**Brief**
Count how many lines hold the string "type", and give only that number.

** start **

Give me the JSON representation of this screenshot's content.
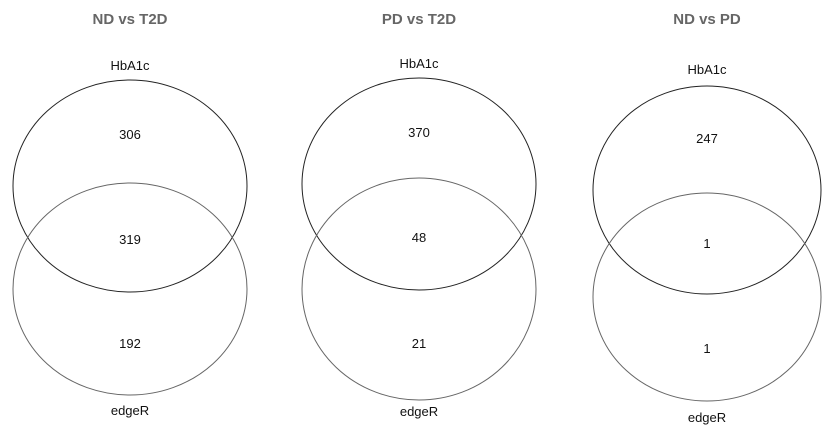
{
  "panels": [
    {
      "title": "ND vs T2D",
      "set_top": "HbA1c",
      "set_bottom": "edgeR",
      "only_top": "306",
      "overlap": "319",
      "only_bottom": "192"
    },
    {
      "title": "PD vs T2D",
      "set_top": "HbA1c",
      "set_bottom": "edgeR",
      "only_top": "370",
      "overlap": "48",
      "only_bottom": "21"
    },
    {
      "title": "ND vs PD",
      "set_top": "HbA1c",
      "set_bottom": "edgeR",
      "only_top": "247",
      "overlap": "1",
      "only_bottom": "1"
    }
  ],
  "colors": {
    "title": "#666666",
    "top_circle": "#222222",
    "bottom_circle": "#666666"
  }
}
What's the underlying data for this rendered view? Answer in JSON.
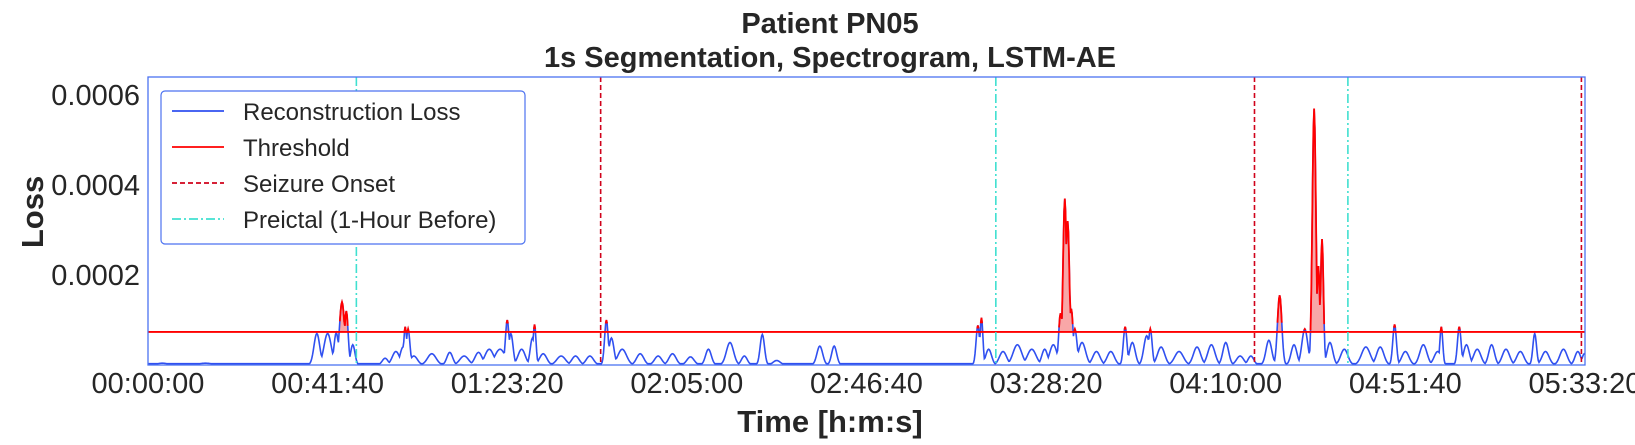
{
  "chart_data": {
    "type": "line",
    "title": "Patient PN05",
    "subtitle": "1s Segmentation, Spectrogram, LSTM-AE",
    "xlabel": "Time [h:m:s]",
    "ylabel": "Loss",
    "x_unit": "seconds",
    "xlim": [
      0,
      20000
    ],
    "ylim": [
      0,
      0.00064
    ],
    "x_ticks": [
      {
        "value": 0,
        "label": "00:00:00"
      },
      {
        "value": 2500,
        "label": "00:41:40"
      },
      {
        "value": 5000,
        "label": "01:23:20"
      },
      {
        "value": 7500,
        "label": "02:05:00"
      },
      {
        "value": 10000,
        "label": "02:46:40"
      },
      {
        "value": 12500,
        "label": "03:28:20"
      },
      {
        "value": 15000,
        "label": "04:10:00"
      },
      {
        "value": 17500,
        "label": "04:51:40"
      },
      {
        "value": 20000,
        "label": "05:33:20"
      }
    ],
    "y_ticks": [
      {
        "value": 0.0002,
        "label": "0.0002"
      },
      {
        "value": 0.0004,
        "label": "0.0004"
      },
      {
        "value": 0.0006,
        "label": "0.0006"
      }
    ],
    "legend": {
      "position": "upper-left",
      "entries": [
        {
          "label": "Reconstruction Loss",
          "color": "#3050f0",
          "style": "solid"
        },
        {
          "label": "Threshold",
          "color": "#ff0000",
          "style": "solid"
        },
        {
          "label": "Seizure Onset",
          "color": "#d0021b",
          "style": "dashed"
        },
        {
          "label": "Preictal (1-Hour Before)",
          "color": "#40e0d0",
          "style": "dashdot"
        }
      ]
    },
    "threshold": 7.35e-05,
    "seizure_onsets": [
      6300,
      15400,
      19950
    ],
    "preictal_starts": [
      2900,
      11800,
      16700
    ],
    "series": [
      {
        "name": "Reconstruction Loss",
        "color": "#3050f0",
        "baseline": 3e-06,
        "peaks": [
          [
            200,
            4e-06,
            80
          ],
          [
            800,
            4e-06,
            100
          ],
          [
            2350,
            7e-05,
            40
          ],
          [
            2500,
            7e-05,
            50
          ],
          [
            2620,
            7.2e-05,
            30
          ],
          [
            2700,
            0.00014,
            35
          ],
          [
            2760,
            0.00012,
            25
          ],
          [
            2850,
            4.5e-05,
            30
          ],
          [
            3300,
            1.5e-05,
            40
          ],
          [
            3450,
            3e-05,
            50
          ],
          [
            3550,
            4e-05,
            40
          ],
          [
            3580,
            8.5e-05,
            20
          ],
          [
            3620,
            8e-05,
            25
          ],
          [
            3700,
            2e-05,
            50
          ],
          [
            3950,
            2.5e-05,
            60
          ],
          [
            4200,
            2.8e-05,
            40
          ],
          [
            4400,
            2e-05,
            60
          ],
          [
            4600,
            2.8e-05,
            50
          ],
          [
            4750,
            3.5e-05,
            60
          ],
          [
            4900,
            3.5e-05,
            70
          ],
          [
            5000,
            0.0001,
            25
          ],
          [
            5050,
            7e-05,
            30
          ],
          [
            5200,
            3.5e-05,
            50
          ],
          [
            5350,
            6e-05,
            30
          ],
          [
            5380,
            9e-05,
            20
          ],
          [
            5500,
            2.5e-05,
            50
          ],
          [
            5750,
            2e-05,
            60
          ],
          [
            5950,
            2e-05,
            50
          ],
          [
            6150,
            2e-05,
            50
          ],
          [
            6380,
            0.0001,
            25
          ],
          [
            6450,
            6e-05,
            35
          ],
          [
            6600,
            3.5e-05,
            60
          ],
          [
            6850,
            2.5e-05,
            50
          ],
          [
            7100,
            2e-05,
            50
          ],
          [
            7300,
            2.5e-05,
            50
          ],
          [
            7550,
            1.8e-05,
            50
          ],
          [
            7800,
            3.5e-05,
            40
          ],
          [
            8100,
            5e-05,
            50
          ],
          [
            8300,
            2e-05,
            40
          ],
          [
            8550,
            6.8e-05,
            30
          ],
          [
            8750,
            1e-05,
            50
          ],
          [
            9350,
            4.2e-05,
            40
          ],
          [
            9550,
            4.2e-05,
            35
          ],
          [
            11550,
            8.8e-05,
            25
          ],
          [
            11600,
            0.000105,
            20
          ],
          [
            11700,
            3.5e-05,
            40
          ],
          [
            11900,
            3e-05,
            50
          ],
          [
            12100,
            4.5e-05,
            60
          ],
          [
            12300,
            3.5e-05,
            60
          ],
          [
            12480,
            3.5e-05,
            40
          ],
          [
            12600,
            4.5e-05,
            50
          ],
          [
            12700,
            0.000115,
            25
          ],
          [
            12760,
            0.00037,
            25
          ],
          [
            12800,
            0.00032,
            25
          ],
          [
            12850,
            0.000125,
            25
          ],
          [
            12900,
            8e-05,
            30
          ],
          [
            13000,
            5e-05,
            50
          ],
          [
            13200,
            3e-05,
            50
          ],
          [
            13400,
            3e-05,
            50
          ],
          [
            13600,
            8.5e-05,
            25
          ],
          [
            13700,
            5e-05,
            40
          ],
          [
            13900,
            6.5e-05,
            40
          ],
          [
            13950,
            8e-05,
            25
          ],
          [
            14100,
            4e-05,
            50
          ],
          [
            14350,
            3e-05,
            60
          ],
          [
            14600,
            4e-05,
            50
          ],
          [
            14800,
            4.5e-05,
            50
          ],
          [
            15000,
            5e-05,
            40
          ],
          [
            15200,
            2e-05,
            50
          ],
          [
            15350,
            2e-05,
            40
          ],
          [
            15600,
            5.5e-05,
            40
          ],
          [
            15750,
            0.000155,
            30
          ],
          [
            15950,
            4.5e-05,
            40
          ],
          [
            16100,
            8e-05,
            40
          ],
          [
            16230,
            0.00057,
            25
          ],
          [
            16290,
            0.00022,
            20
          ],
          [
            16340,
            0.00028,
            20
          ],
          [
            16450,
            5e-05,
            40
          ],
          [
            16650,
            3.5e-05,
            50
          ],
          [
            16950,
            4e-05,
            60
          ],
          [
            17150,
            4e-05,
            50
          ],
          [
            17350,
            9e-05,
            25
          ],
          [
            17500,
            3e-05,
            50
          ],
          [
            17750,
            4.5e-05,
            50
          ],
          [
            17950,
            3e-05,
            50
          ],
          [
            18000,
            8.5e-05,
            20
          ],
          [
            18250,
            8.5e-05,
            25
          ],
          [
            18350,
            4.5e-05,
            40
          ],
          [
            18500,
            3.5e-05,
            50
          ],
          [
            18700,
            4.5e-05,
            40
          ],
          [
            18900,
            3.5e-05,
            50
          ],
          [
            19100,
            3e-05,
            50
          ],
          [
            19300,
            7e-05,
            25
          ],
          [
            19450,
            3e-05,
            50
          ],
          [
            19700,
            3.5e-05,
            50
          ],
          [
            19900,
            3e-05,
            40
          ],
          [
            19990,
            2.5e-05,
            30
          ]
        ]
      }
    ]
  }
}
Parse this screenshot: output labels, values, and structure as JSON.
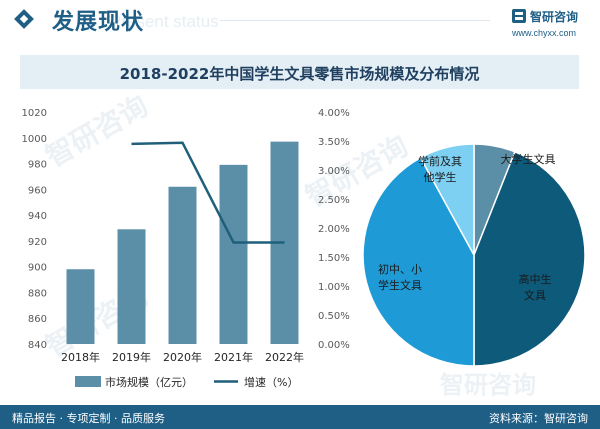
{
  "header": {
    "title": "发展现状",
    "title_watermark": "Present status",
    "brand_name": "智研咨询",
    "brand_url": "www.chyxx.com"
  },
  "chart_title": "2018-2022年中国学生文具零售市场规模及分布情况",
  "footer": {
    "left": "精品报告 · 专项定制 · 品质服务",
    "right": "资料来源：智研咨询"
  },
  "watermark": {
    "text": "智研咨询"
  },
  "colors": {
    "bar": "#5b8fa8",
    "line": "#1f5f7a",
    "brand": "#1f5f86",
    "pie": [
      "#5b8fa8",
      "#0e5a7a",
      "#1e9bd6",
      "#7dd0f2"
    ]
  },
  "chart_data": [
    {
      "type": "bar",
      "categories": [
        "2018年",
        "2019年",
        "2020年",
        "2021年",
        "2022年"
      ],
      "series": [
        {
          "name": "市场规模（亿元）",
          "type": "bar",
          "axis": "left",
          "values": [
            898,
            929,
            962,
            979,
            997
          ]
        },
        {
          "name": "增速（%）",
          "type": "line",
          "axis": "right",
          "values": [
            null,
            3.45,
            3.47,
            1.75,
            1.75
          ]
        }
      ],
      "ylim": [
        840,
        1020
      ],
      "yticks": [
        "840",
        "860",
        "880",
        "900",
        "920",
        "940",
        "960",
        "980",
        "1000",
        "1020"
      ],
      "y2lim": [
        0,
        4
      ],
      "y2ticks": [
        "0.00%",
        "0.50%",
        "1.00%",
        "1.50%",
        "2.00%",
        "2.50%",
        "3.00%",
        "3.50%",
        "4.00%"
      ],
      "legend_position": "bottom"
    },
    {
      "type": "pie",
      "labels": [
        "大学生文具",
        "高中生文具",
        "初中、小学生文具",
        "学前及其他学生"
      ],
      "values": [
        6,
        44,
        42,
        8
      ]
    }
  ]
}
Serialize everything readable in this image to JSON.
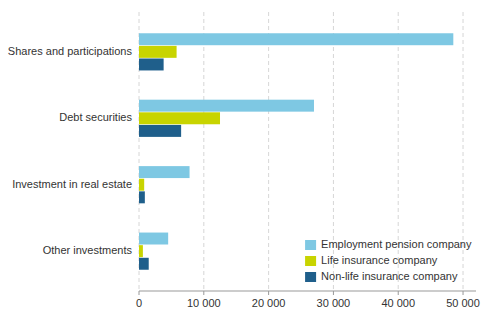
{
  "chart_data": {
    "type": "bar",
    "orientation": "horizontal",
    "categories": [
      "Other investments",
      "Investment in real estate",
      "Debt securities",
      "Shares and participations"
    ],
    "series": [
      {
        "name": "Employment pension company",
        "color": "#7ec8e3",
        "values": [
          4500,
          7800,
          27000,
          48500
        ]
      },
      {
        "name": "Life insurance company",
        "color": "#c8d400",
        "values": [
          600,
          800,
          12500,
          5800
        ]
      },
      {
        "name": "Non-life insurance company",
        "color": "#1f5f8b",
        "values": [
          1500,
          900,
          6500,
          3800
        ]
      }
    ],
    "xlim": [
      0,
      52000
    ],
    "xticks": [
      0,
      {
        "value": 10000,
        "label": "10 000"
      },
      {
        "value": 20000,
        "label": "20 000"
      },
      {
        "value": 30000,
        "label": "30 000"
      },
      {
        "value": 40000,
        "label": "40 000"
      },
      {
        "value": 50000,
        "label": "50 000"
      }
    ],
    "grid": true,
    "legend": "lower right"
  }
}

** end **

**Result of the exercise**
6